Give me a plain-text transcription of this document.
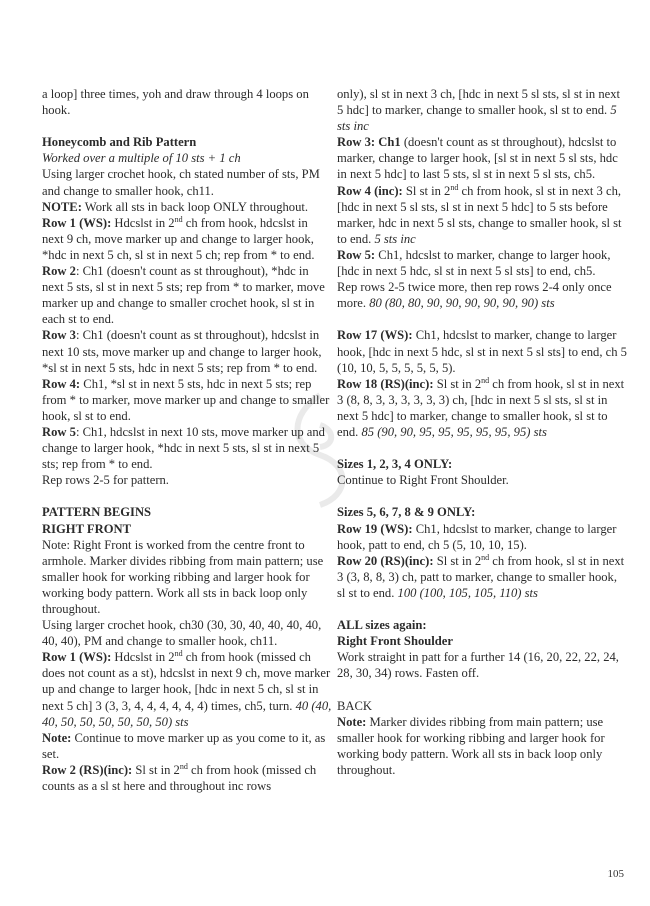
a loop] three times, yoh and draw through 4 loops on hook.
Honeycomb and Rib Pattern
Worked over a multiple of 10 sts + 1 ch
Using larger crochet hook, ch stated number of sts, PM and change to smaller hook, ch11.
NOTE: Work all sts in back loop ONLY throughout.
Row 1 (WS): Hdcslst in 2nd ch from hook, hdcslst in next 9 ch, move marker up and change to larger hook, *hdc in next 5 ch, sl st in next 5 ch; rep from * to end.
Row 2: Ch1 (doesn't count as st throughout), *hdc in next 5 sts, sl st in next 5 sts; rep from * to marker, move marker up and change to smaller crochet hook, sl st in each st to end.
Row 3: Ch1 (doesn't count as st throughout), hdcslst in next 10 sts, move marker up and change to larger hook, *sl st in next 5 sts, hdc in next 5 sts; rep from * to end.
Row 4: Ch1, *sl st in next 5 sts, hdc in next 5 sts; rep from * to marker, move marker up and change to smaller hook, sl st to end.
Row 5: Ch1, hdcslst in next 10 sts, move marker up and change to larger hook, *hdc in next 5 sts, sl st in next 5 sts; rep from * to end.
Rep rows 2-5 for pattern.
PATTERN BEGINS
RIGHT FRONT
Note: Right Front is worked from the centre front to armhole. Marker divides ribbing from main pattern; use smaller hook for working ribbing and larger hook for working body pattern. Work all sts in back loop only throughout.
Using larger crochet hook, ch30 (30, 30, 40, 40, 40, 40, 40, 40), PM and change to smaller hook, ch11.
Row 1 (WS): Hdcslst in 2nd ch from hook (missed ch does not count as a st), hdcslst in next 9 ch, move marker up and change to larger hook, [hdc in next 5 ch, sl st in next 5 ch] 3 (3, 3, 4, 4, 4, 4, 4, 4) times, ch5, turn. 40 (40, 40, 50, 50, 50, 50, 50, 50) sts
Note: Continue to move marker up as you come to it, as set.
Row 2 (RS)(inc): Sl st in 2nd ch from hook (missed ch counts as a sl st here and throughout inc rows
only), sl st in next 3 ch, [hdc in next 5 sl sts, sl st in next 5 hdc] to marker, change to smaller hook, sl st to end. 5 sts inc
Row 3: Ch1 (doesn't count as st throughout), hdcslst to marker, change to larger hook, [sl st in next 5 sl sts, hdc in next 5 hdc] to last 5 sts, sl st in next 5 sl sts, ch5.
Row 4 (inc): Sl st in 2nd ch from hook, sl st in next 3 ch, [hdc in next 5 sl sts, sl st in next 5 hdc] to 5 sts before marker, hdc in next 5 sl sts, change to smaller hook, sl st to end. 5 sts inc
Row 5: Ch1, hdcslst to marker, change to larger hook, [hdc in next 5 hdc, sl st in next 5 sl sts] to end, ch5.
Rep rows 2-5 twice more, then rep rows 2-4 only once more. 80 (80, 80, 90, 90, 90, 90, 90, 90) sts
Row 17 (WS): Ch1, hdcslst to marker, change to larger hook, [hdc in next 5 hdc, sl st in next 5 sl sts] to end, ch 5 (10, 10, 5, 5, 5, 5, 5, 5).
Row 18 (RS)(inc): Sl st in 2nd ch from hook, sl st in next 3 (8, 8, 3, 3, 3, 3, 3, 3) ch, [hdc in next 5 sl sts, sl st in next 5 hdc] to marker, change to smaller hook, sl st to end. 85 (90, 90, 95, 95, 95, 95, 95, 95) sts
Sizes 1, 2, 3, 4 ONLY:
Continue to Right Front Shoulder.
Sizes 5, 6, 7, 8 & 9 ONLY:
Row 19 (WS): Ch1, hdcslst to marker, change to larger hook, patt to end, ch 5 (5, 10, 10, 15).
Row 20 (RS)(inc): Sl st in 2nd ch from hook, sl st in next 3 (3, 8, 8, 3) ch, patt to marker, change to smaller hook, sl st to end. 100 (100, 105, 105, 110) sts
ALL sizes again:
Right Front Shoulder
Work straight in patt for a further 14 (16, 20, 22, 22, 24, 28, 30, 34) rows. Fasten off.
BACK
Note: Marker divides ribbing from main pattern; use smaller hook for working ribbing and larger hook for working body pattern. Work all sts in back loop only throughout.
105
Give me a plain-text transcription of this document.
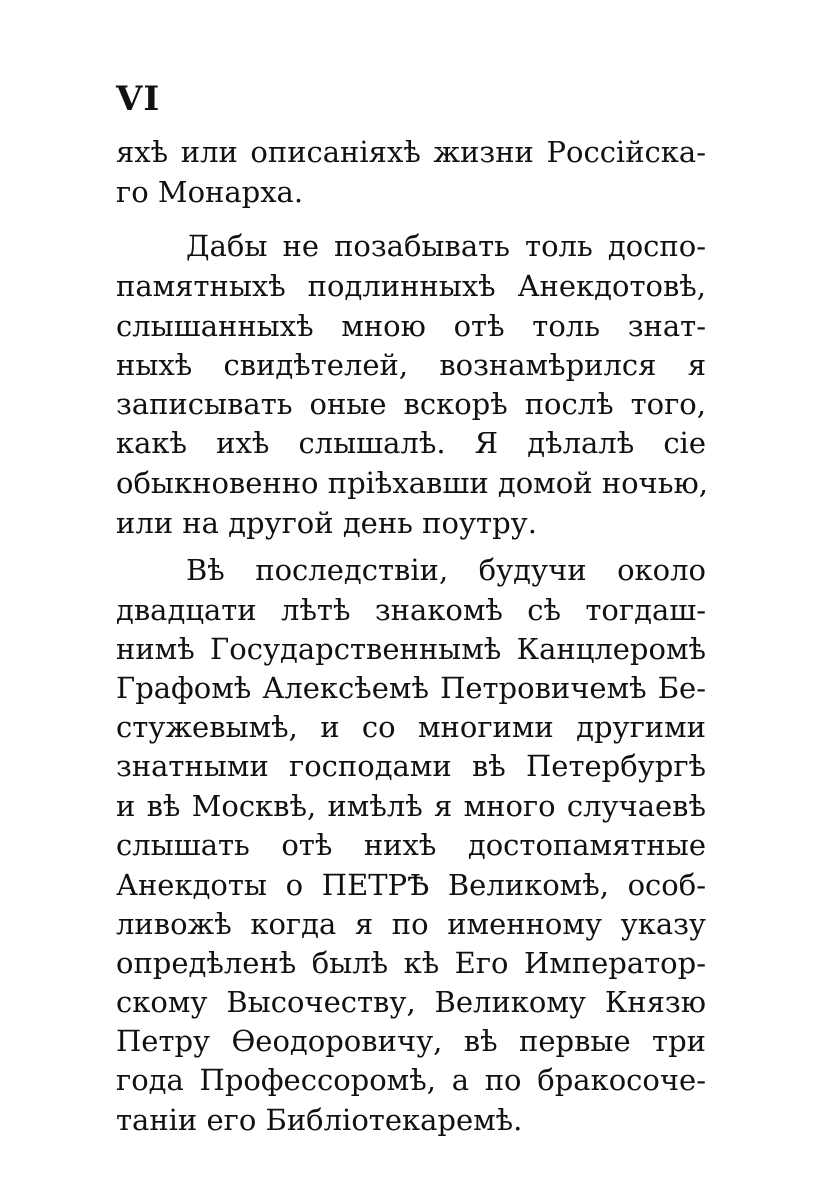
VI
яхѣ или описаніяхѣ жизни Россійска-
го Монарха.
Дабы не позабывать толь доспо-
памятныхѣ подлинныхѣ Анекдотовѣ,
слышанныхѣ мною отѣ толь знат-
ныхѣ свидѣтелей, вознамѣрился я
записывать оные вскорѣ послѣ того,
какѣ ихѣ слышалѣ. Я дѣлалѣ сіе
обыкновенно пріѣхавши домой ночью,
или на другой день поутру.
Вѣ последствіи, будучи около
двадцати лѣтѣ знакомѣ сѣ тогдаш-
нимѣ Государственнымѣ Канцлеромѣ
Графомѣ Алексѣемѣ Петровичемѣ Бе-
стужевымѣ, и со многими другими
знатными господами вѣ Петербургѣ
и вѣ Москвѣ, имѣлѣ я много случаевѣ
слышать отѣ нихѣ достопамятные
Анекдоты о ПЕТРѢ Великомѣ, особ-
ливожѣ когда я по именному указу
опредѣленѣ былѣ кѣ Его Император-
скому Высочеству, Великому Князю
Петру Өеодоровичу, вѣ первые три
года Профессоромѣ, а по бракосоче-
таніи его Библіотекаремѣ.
★ ★ ★ ★
• **Work required**: Retype all of the entries exactly as written, leaving out any images.

• **Written reply**:
Give me a plain-text transcription of this document.
a loop] three times, yoh and draw through 4 loops on hook.
Honeycomb and Rib Pattern
Worked over a multiple of 10 sts + 1 ch
Using larger crochet hook, ch stated number of sts, PM and change to smaller hook, ch11.
NOTE: Work all sts in back loop ONLY throughout.
Row 1 (WS): Hdcslst in 2nd ch from hook, hdcslst in next 9 ch, move marker up and change to larger hook, *hdc in next 5 ch, sl st in next 5 ch; rep from * to end.
Row 2: Ch1 (doesn't count as st throughout), *hdc in next 5 sts, sl st in next 5 sts; rep from * to marker, move marker up and change to smaller crochet hook, sl st in each st to end.
Row 3: Ch1 (doesn't count as st throughout), hdcslst in next 10 sts, move marker up and change to larger hook, *sl st in next 5 sts, hdc in next 5 sts; rep from * to end.
Row 4: Ch1, *sl st in next 5 sts, hdc in next 5 sts; rep from * to marker, move marker up and change to smaller hook, sl st to end.
Row 5: Ch1, hdcslst in next 10 sts, move marker up and change to larger hook, *hdc in next 5 sts, sl st in next 5 sts; rep from * to end.
Rep rows 2-5 for pattern.
PATTERN BEGINS
RIGHT FRONT
Note: Right Front is worked from the centre front to armhole. Marker divides ribbing from main pattern; use smaller hook for working ribbing and larger hook for working body pattern. Work all sts in back loop only throughout.
Using larger crochet hook, ch30 (30, 30, 40, 40, 40, 40, 40, 40), PM and change to smaller hook, ch11.
Row 1 (WS): Hdcslst in 2nd ch from hook (missed ch does not count as a st), hdcslst in next 9 ch, move marker up and change to larger hook, [hdc in next 5 ch, sl st in next 5 ch] 3 (3, 3, 4, 4, 4, 4, 4, 4) times, ch5, turn. 40 (40, 40, 50, 50, 50, 50, 50, 50) sts
Note: Continue to move marker up as you come to it, as set.
Row 2 (RS)(inc): Sl st in 2nd ch from hook (missed ch counts as a sl st here and throughout inc rows
only), sl st in next 3 ch, [hdc in next 5 sl sts, sl st in next 5 hdc] to marker, change to smaller hook, sl st to end. 5 sts inc
Row 3: Ch1 (doesn't count as st throughout), hdcslst to marker, change to larger hook, [sl st in next 5 sl sts, hdc in next 5 hdc] to last 5 sts, sl st in next 5 sl sts, ch5.
Row 4 (inc): Sl st in 2nd ch from hook, sl st in next 3 ch, [hdc in next 5 sl sts, sl st in next 5 hdc] to 5 sts before marker, hdc in next 5 sl sts, change to smaller hook, sl st to end. 5 sts inc
Row 5: Ch1, hdcslst to marker, change to larger hook, [hdc in next 5 hdc, sl st in next 5 sl sts] to end, ch5.
Rep rows 2-5 twice more, then rep rows 2-4 only once more. 80 (80, 80, 90, 90, 90, 90, 90, 90) sts
Row 17 (WS): Ch1, hdcslst to marker, change to larger hook, [hdc in next 5 hdc, sl st in next 5 sl sts] to end, ch 5 (10, 10, 5, 5, 5, 5, 5, 5).
Row 18 (RS)(inc): Sl st in 2nd ch from hook, sl st in next 3 (8, 8, 3, 3, 3, 3, 3, 3) ch, [hdc in next 5 sl sts, sl st in next 5 hdc] to marker, change to smaller hook, sl st to end. 85 (90, 90, 95, 95, 95, 95, 95, 95) sts
Sizes 1, 2, 3, 4 ONLY:
Continue to Right Front Shoulder.
Sizes 5, 6, 7, 8 & 9 ONLY:
Row 19 (WS): Ch1, hdcslst to marker, change to larger hook, patt to end, ch 5 (5, 10, 10, 15).
Row 20 (RS)(inc): Sl st in 2nd ch from hook, sl st in next 3 (3, 8, 8, 3) ch, patt to marker, change to smaller hook, sl st to end. 100 (100, 105, 105, 110) sts
ALL sizes again:
Right Front Shoulder
Work straight in patt for a further 14 (16, 20, 22, 22, 24, 28, 30, 34) rows. Fasten off.
BACK
Note: Marker divides ribbing from main pattern; use smaller hook for working ribbing and larger hook for working body pattern. Work all sts in back loop only throughout.
105
Give me a plain-text transcription of this document.
VI
яхѣ или описаніяхѣ жизни Россійска-
го Монарха.
Дабы не позабывать толь доспо-
памятныхѣ подлинныхѣ Анекдотовѣ,
слышанныхѣ мною отѣ толь знат-
ныхѣ свидѣтелей, вознамѣрился я
записывать оные вскорѣ послѣ того,
какѣ ихѣ слышалѣ. Я дѣлалѣ сіе
обыкновенно пріѣхавши домой ночью,
или на другой день поутру.
Вѣ последствіи, будучи около
двадцати лѣтѣ знакомѣ сѣ тогдаш-
нимѣ Государственнымѣ Канцлеромѣ
Графомѣ Алексѣемѣ Петровичемѣ Бе-
стужевымѣ, и со многими другими
знатными господами вѣ Петербургѣ
и вѣ Москвѣ, имѣлѣ я много случаевѣ
слышать отѣ нихѣ достопамятные
Анекдоты о ПЕТРѢ Великомѣ, особ-
ливожѣ когда я по именному указу
опредѣленѣ былѣ кѣ Его Император-
скому Высочеству, Великому Князю
Петру Өеодоровичу, вѣ первые три
года Профессоромѣ, а по бракосоче-
таніи его Библіотекаремѣ.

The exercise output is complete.